* **Exercise directions**: Without altering anything, output the material below.

Figure dataset records
_____
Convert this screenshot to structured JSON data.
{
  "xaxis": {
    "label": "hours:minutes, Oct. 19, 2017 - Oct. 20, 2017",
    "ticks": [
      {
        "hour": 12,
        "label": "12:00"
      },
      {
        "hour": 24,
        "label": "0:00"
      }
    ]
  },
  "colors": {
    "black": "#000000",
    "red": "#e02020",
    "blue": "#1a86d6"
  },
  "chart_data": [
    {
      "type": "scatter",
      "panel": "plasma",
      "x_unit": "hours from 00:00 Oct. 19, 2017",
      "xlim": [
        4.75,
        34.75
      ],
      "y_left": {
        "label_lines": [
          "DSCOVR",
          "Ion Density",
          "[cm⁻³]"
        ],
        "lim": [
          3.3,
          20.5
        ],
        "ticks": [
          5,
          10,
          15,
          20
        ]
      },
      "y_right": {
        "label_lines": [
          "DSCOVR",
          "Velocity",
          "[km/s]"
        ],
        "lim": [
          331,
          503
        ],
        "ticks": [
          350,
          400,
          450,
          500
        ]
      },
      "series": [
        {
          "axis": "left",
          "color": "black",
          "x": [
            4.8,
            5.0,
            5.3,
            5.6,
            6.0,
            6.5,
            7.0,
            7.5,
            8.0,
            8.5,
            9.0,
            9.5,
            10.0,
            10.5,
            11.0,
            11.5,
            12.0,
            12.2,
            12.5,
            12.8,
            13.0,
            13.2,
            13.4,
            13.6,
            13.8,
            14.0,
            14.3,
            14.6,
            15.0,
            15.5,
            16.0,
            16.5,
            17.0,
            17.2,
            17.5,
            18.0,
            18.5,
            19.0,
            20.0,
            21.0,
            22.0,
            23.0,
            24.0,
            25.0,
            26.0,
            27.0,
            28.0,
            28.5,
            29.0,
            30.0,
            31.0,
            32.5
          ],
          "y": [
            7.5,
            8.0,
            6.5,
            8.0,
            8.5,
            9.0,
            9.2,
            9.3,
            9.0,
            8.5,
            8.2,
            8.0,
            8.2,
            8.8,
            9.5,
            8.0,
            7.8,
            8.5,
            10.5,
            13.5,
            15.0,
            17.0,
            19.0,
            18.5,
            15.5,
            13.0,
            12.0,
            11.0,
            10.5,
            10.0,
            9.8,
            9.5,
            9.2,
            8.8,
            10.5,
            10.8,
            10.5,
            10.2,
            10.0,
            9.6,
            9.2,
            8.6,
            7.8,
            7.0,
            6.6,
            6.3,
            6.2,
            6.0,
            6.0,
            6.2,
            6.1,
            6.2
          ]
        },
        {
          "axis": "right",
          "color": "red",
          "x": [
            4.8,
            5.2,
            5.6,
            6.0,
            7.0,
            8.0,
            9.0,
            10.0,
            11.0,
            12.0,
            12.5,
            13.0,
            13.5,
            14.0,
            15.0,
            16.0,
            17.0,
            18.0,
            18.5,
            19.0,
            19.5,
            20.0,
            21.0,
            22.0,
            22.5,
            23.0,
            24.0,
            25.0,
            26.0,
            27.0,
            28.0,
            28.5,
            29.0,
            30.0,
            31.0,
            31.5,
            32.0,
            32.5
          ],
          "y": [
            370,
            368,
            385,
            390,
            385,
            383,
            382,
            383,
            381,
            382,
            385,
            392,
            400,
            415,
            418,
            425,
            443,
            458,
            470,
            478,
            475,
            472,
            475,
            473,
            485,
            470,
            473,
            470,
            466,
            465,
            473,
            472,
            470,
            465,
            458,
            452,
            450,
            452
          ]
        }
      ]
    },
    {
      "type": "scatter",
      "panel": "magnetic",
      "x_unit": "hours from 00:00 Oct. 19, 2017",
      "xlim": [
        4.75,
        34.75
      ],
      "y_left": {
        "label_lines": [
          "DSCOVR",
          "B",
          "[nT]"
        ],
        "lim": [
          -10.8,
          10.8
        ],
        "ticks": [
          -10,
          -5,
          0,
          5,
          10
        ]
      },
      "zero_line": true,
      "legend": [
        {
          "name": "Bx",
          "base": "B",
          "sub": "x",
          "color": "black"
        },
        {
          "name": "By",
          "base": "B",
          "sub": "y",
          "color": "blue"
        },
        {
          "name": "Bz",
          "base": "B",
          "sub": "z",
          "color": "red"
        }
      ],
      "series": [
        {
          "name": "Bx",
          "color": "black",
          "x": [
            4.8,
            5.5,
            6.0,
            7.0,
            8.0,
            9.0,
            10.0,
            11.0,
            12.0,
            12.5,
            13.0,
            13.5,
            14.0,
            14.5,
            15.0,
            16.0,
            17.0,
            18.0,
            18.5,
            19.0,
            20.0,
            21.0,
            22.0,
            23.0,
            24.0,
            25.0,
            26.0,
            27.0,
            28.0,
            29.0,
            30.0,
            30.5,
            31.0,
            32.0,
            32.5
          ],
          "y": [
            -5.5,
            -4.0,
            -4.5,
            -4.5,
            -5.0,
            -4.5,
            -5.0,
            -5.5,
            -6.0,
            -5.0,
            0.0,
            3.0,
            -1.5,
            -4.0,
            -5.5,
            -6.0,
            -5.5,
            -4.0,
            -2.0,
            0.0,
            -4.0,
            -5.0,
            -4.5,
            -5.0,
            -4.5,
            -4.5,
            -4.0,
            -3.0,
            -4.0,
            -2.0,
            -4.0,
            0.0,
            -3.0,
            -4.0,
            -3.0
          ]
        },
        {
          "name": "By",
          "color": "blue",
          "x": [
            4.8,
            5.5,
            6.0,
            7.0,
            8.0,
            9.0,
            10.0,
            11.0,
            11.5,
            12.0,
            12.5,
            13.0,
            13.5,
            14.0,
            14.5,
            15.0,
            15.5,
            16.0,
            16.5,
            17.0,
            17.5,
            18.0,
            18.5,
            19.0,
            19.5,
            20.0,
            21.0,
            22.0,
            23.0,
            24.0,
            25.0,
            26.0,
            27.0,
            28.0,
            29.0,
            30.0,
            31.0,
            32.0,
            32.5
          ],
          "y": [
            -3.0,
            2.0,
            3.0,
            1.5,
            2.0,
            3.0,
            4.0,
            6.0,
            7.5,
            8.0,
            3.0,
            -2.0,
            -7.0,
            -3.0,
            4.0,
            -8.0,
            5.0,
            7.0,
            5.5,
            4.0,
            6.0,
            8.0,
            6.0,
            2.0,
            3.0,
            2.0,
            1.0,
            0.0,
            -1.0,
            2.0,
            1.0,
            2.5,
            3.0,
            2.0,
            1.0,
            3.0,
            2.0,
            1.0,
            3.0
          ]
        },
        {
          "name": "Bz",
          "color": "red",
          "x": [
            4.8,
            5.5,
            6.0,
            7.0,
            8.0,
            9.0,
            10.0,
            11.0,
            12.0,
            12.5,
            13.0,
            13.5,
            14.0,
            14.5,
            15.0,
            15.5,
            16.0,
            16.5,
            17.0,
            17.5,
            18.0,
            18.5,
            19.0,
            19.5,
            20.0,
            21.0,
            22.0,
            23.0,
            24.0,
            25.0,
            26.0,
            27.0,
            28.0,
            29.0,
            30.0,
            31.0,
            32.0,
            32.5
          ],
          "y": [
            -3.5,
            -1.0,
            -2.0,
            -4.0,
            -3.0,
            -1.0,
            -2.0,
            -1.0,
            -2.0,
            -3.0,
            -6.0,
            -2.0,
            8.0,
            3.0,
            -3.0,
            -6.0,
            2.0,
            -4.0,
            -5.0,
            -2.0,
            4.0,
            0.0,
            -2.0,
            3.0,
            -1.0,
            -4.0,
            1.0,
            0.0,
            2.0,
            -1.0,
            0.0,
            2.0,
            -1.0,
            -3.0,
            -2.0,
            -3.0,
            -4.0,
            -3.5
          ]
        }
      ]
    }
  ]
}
_____
* **Response to the exercise**:
Convert this screenshot to structured JSON data.
{
  "xaxis": {
    "label": "hours:minutes, Oct. 19, 2017 - Oct. 20, 2017",
    "ticks": [
      {
        "hour": 12,
        "label": "12:00"
      },
      {
        "hour": 24,
        "label": "0:00"
      }
    ]
  },
  "colors": {
    "black": "#000000",
    "red": "#e02020",
    "blue": "#1a86d6"
  },
  "chart_data": [
    {
      "type": "scatter",
      "panel": "plasma",
      "x_unit": "hours from 00:00 Oct. 19, 2017",
      "xlim": [
        4.75,
        34.75
      ],
      "y_left": {
        "label_lines": [
          "DSCOVR",
          "Ion Density",
          "[cm⁻³]"
        ],
        "lim": [
          3.3,
          20.5
        ],
        "ticks": [
          5,
          10,
          15,
          20
        ]
      },
      "y_right": {
        "label_lines": [
          "DSCOVR",
          "Velocity",
          "[km/s]"
        ],
        "lim": [
          331,
          503
        ],
        "ticks": [
          350,
          400,
          450,
          500
        ]
      },
      "series": [
        {
          "axis": "left",
          "color": "black",
          "x": [
            4.8,
            5.0,
            5.3,
            5.6,
            6.0,
            6.5,
            7.0,
            7.5,
            8.0,
            8.5,
            9.0,
            9.5,
            10.0,
            10.5,
            11.0,
            11.5,
            12.0,
            12.2,
            12.5,
            12.8,
            13.0,
            13.2,
            13.4,
            13.6,
            13.8,
            14.0,
            14.3,
            14.6,
            15.0,
            15.5,
            16.0,
            16.5,
            17.0,
            17.2,
            17.5,
            18.0,
            18.5,
            19.0,
            20.0,
            21.0,
            22.0,
            23.0,
            24.0,
            25.0,
            26.0,
            27.0,
            28.0,
            28.5,
            29.0,
            30.0,
            31.0,
            32.5
          ],
          "y": [
            7.5,
            8.0,
            6.5,
            8.0,
            8.5,
            9.0,
            9.2,
            9.3,
            9.0,
            8.5,
            8.2,
            8.0,
            8.2,
            8.8,
            9.5,
            8.0,
            7.8,
            8.5,
            10.5,
            13.5,
            15.0,
            17.0,
            19.0,
            18.5,
            15.5,
            13.0,
            12.0,
            11.0,
            10.5,
            10.0,
            9.8,
            9.5,
            9.2,
            8.8,
            10.5,
            10.8,
            10.5,
            10.2,
            10.0,
            9.6,
            9.2,
            8.6,
            7.8,
            7.0,
            6.6,
            6.3,
            6.2,
            6.0,
            6.0,
            6.2,
            6.1,
            6.2
          ]
        },
        {
          "axis": "right",
          "color": "red",
          "x": [
            4.8,
            5.2,
            5.6,
            6.0,
            7.0,
            8.0,
            9.0,
            10.0,
            11.0,
            12.0,
            12.5,
            13.0,
            13.5,
            14.0,
            15.0,
            16.0,
            17.0,
            18.0,
            18.5,
            19.0,
            19.5,
            20.0,
            21.0,
            22.0,
            22.5,
            23.0,
            24.0,
            25.0,
            26.0,
            27.0,
            28.0,
            28.5,
            29.0,
            30.0,
            31.0,
            31.5,
            32.0,
            32.5
          ],
          "y": [
            370,
            368,
            385,
            390,
            385,
            383,
            382,
            383,
            381,
            382,
            385,
            392,
            400,
            415,
            418,
            425,
            443,
            458,
            470,
            478,
            475,
            472,
            475,
            473,
            485,
            470,
            473,
            470,
            466,
            465,
            473,
            472,
            470,
            465,
            458,
            452,
            450,
            452
          ]
        }
      ]
    },
    {
      "type": "scatter",
      "panel": "magnetic",
      "x_unit": "hours from 00:00 Oct. 19, 2017",
      "xlim": [
        4.75,
        34.75
      ],
      "y_left": {
        "label_lines": [
          "DSCOVR",
          "B",
          "[nT]"
        ],
        "lim": [
          -10.8,
          10.8
        ],
        "ticks": [
          -10,
          -5,
          0,
          5,
          10
        ]
      },
      "zero_line": true,
      "legend": [
        {
          "name": "Bx",
          "base": "B",
          "sub": "x",
          "color": "black"
        },
        {
          "name": "By",
          "base": "B",
          "sub": "y",
          "color": "blue"
        },
        {
          "name": "Bz",
          "base": "B",
          "sub": "z",
          "color": "red"
        }
      ],
      "series": [
        {
          "name": "Bx",
          "color": "black",
          "x": [
            4.8,
            5.5,
            6.0,
            7.0,
            8.0,
            9.0,
            10.0,
            11.0,
            12.0,
            12.5,
            13.0,
            13.5,
            14.0,
            14.5,
            15.0,
            16.0,
            17.0,
            18.0,
            18.5,
            19.0,
            20.0,
            21.0,
            22.0,
            23.0,
            24.0,
            25.0,
            26.0,
            27.0,
            28.0,
            29.0,
            30.0,
            30.5,
            31.0,
            32.0,
            32.5
          ],
          "y": [
            -5.5,
            -4.0,
            -4.5,
            -4.5,
            -5.0,
            -4.5,
            -5.0,
            -5.5,
            -6.0,
            -5.0,
            0.0,
            3.0,
            -1.5,
            -4.0,
            -5.5,
            -6.0,
            -5.5,
            -4.0,
            -2.0,
            0.0,
            -4.0,
            -5.0,
            -4.5,
            -5.0,
            -4.5,
            -4.5,
            -4.0,
            -3.0,
            -4.0,
            -2.0,
            -4.0,
            0.0,
            -3.0,
            -4.0,
            -3.0
          ]
        },
        {
          "name": "By",
          "color": "blue",
          "x": [
            4.8,
            5.5,
            6.0,
            7.0,
            8.0,
            9.0,
            10.0,
            11.0,
            11.5,
            12.0,
            12.5,
            13.0,
            13.5,
            14.0,
            14.5,
            15.0,
            15.5,
            16.0,
            16.5,
            17.0,
            17.5,
            18.0,
            18.5,
            19.0,
            19.5,
            20.0,
            21.0,
            22.0,
            23.0,
            24.0,
            25.0,
            26.0,
            27.0,
            28.0,
            29.0,
            30.0,
            31.0,
            32.0,
            32.5
          ],
          "y": [
            -3.0,
            2.0,
            3.0,
            1.5,
            2.0,
            3.0,
            4.0,
            6.0,
            7.5,
            8.0,
            3.0,
            -2.0,
            -7.0,
            -3.0,
            4.0,
            -8.0,
            5.0,
            7.0,
            5.5,
            4.0,
            6.0,
            8.0,
            6.0,
            2.0,
            3.0,
            2.0,
            1.0,
            0.0,
            -1.0,
            2.0,
            1.0,
            2.5,
            3.0,
            2.0,
            1.0,
            3.0,
            2.0,
            1.0,
            3.0
          ]
        },
        {
          "name": "Bz",
          "color": "red",
          "x": [
            4.8,
            5.5,
            6.0,
            7.0,
            8.0,
            9.0,
            10.0,
            11.0,
            12.0,
            12.5,
            13.0,
            13.5,
            14.0,
            14.5,
            15.0,
            15.5,
            16.0,
            16.5,
            17.0,
            17.5,
            18.0,
            18.5,
            19.0,
            19.5,
            20.0,
            21.0,
            22.0,
            23.0,
            24.0,
            25.0,
            26.0,
            27.0,
            28.0,
            29.0,
            30.0,
            31.0,
            32.0,
            32.5
          ],
          "y": [
            -3.5,
            -1.0,
            -2.0,
            -4.0,
            -3.0,
            -1.0,
            -2.0,
            -1.0,
            -2.0,
            -3.0,
            -6.0,
            -2.0,
            8.0,
            3.0,
            -3.0,
            -6.0,
            2.0,
            -4.0,
            -5.0,
            -2.0,
            4.0,
            0.0,
            -2.0,
            3.0,
            -1.0,
            -4.0,
            1.0,
            0.0,
            2.0,
            -1.0,
            0.0,
            2.0,
            -1.0,
            -3.0,
            -2.0,
            -3.0,
            -4.0,
            -3.5
          ]
        }
      ]
    }
  ]
}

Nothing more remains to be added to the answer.